Dataset items
** BEGIN **

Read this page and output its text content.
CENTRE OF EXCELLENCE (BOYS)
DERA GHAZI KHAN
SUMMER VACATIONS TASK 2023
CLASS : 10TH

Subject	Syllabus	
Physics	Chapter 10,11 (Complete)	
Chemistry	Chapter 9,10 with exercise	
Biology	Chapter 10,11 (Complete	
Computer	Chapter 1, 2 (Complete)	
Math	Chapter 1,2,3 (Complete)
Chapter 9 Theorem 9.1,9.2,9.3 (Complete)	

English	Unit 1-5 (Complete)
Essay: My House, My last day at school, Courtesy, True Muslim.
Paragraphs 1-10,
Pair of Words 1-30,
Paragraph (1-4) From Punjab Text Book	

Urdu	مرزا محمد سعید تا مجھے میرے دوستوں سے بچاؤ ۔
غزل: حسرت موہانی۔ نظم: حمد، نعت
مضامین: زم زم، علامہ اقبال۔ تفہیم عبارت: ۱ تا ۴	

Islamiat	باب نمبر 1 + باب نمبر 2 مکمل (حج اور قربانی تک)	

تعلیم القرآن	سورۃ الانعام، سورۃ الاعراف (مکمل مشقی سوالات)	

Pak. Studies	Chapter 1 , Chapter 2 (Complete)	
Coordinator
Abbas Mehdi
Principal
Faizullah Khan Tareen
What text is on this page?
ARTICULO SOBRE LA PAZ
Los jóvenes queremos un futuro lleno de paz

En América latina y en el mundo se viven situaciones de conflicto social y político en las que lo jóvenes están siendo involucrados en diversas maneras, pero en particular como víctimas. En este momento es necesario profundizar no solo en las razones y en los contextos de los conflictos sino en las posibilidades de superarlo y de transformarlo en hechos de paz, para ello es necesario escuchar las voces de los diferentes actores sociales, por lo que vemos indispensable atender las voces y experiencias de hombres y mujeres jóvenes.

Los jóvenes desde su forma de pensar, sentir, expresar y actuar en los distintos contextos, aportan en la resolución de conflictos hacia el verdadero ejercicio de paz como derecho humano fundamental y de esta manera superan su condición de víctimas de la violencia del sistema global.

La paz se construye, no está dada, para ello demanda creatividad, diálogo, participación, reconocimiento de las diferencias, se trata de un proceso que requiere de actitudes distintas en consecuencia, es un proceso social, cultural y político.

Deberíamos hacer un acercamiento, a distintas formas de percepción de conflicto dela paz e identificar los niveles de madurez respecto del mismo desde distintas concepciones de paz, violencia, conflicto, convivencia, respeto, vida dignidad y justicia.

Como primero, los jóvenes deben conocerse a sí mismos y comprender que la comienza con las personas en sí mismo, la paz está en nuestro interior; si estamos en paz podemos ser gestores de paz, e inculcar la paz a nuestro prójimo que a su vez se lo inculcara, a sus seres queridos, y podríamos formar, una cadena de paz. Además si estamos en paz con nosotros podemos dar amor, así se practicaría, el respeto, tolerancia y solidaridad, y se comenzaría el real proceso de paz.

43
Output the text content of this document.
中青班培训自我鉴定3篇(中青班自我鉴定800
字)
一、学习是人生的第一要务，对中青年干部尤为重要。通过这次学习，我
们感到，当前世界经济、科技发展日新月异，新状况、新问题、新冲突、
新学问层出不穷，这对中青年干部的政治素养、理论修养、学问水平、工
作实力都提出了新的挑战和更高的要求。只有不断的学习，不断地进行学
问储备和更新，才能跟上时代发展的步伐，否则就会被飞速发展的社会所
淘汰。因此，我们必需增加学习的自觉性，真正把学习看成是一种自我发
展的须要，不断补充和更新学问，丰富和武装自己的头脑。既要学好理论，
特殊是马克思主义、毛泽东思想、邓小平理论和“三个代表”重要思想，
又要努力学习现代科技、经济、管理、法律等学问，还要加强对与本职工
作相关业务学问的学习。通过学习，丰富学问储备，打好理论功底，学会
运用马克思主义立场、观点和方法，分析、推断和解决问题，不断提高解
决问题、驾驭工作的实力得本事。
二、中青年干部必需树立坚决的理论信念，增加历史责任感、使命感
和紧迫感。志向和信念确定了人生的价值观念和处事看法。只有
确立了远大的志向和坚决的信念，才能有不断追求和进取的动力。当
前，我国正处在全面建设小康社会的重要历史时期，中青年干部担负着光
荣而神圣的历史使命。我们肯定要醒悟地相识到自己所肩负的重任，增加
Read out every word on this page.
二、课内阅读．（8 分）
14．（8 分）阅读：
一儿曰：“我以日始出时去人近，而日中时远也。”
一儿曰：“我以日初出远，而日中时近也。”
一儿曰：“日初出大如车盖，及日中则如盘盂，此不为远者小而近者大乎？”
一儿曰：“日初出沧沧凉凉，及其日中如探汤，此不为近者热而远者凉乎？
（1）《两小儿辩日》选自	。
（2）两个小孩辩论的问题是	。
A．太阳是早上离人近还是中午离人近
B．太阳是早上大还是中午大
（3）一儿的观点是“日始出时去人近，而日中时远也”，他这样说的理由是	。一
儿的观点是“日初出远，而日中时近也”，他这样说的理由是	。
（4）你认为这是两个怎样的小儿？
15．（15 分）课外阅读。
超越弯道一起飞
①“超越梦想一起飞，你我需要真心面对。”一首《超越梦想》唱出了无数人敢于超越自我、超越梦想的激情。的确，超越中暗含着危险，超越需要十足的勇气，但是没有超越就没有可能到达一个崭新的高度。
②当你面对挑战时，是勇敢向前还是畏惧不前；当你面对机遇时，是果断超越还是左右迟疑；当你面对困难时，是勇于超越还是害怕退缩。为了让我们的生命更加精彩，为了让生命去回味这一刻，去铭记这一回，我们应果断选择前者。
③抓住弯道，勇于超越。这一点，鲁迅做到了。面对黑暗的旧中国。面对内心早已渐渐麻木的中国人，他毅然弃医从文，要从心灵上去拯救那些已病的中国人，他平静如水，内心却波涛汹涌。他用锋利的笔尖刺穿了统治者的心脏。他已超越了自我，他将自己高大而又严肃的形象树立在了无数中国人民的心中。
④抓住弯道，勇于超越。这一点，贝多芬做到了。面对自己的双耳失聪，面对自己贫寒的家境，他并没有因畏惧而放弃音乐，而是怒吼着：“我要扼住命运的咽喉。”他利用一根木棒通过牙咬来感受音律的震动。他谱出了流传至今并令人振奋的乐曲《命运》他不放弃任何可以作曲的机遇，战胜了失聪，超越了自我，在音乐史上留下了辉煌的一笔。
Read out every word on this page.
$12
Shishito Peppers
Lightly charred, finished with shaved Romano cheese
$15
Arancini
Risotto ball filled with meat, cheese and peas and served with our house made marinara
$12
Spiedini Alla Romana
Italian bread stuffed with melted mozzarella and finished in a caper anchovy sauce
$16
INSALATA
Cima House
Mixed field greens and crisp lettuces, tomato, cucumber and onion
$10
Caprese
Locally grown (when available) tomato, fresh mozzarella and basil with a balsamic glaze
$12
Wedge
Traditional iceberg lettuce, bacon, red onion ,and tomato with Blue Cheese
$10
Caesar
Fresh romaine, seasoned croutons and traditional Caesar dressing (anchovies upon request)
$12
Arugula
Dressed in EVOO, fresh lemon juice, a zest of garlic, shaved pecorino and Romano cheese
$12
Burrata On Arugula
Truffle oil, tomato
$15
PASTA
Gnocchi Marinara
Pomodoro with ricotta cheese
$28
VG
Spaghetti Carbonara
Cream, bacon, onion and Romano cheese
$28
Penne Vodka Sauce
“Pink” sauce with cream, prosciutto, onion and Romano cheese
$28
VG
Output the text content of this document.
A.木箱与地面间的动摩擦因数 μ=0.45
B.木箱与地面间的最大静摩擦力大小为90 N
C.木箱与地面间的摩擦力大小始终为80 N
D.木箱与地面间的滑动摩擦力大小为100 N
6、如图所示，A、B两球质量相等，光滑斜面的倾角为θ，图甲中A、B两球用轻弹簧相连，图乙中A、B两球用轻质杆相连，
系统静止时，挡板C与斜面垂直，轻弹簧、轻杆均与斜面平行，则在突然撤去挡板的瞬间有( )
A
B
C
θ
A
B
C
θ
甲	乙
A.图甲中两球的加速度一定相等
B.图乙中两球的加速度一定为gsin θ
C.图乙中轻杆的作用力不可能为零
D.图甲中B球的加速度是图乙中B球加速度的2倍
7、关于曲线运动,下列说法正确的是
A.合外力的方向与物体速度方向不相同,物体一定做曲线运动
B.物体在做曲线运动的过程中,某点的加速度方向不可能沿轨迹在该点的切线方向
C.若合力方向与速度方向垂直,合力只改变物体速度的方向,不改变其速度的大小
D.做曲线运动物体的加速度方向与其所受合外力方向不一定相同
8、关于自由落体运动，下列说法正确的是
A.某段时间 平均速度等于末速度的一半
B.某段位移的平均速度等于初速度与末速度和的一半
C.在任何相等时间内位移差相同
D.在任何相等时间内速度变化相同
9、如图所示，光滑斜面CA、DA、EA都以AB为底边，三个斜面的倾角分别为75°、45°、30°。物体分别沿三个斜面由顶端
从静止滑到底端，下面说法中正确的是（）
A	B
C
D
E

** END **

What you should do: Pull every line containing the word "Chapter" out of the material and copy it.

Finished task:
Physics	Chapter 10,11 (Complete)	
Chemistry	Chapter 9,10 with exercise	
Biology	Chapter 10,11 (Complete	
Computer	Chapter 1, 2 (Complete)	
Math	Chapter 1,2,3 (Complete)
Chapter 9 Theorem 9.1,9.2,9.3 (Complete)	
Pak. Studies	Chapter 1 , Chapter 2 (Complete)	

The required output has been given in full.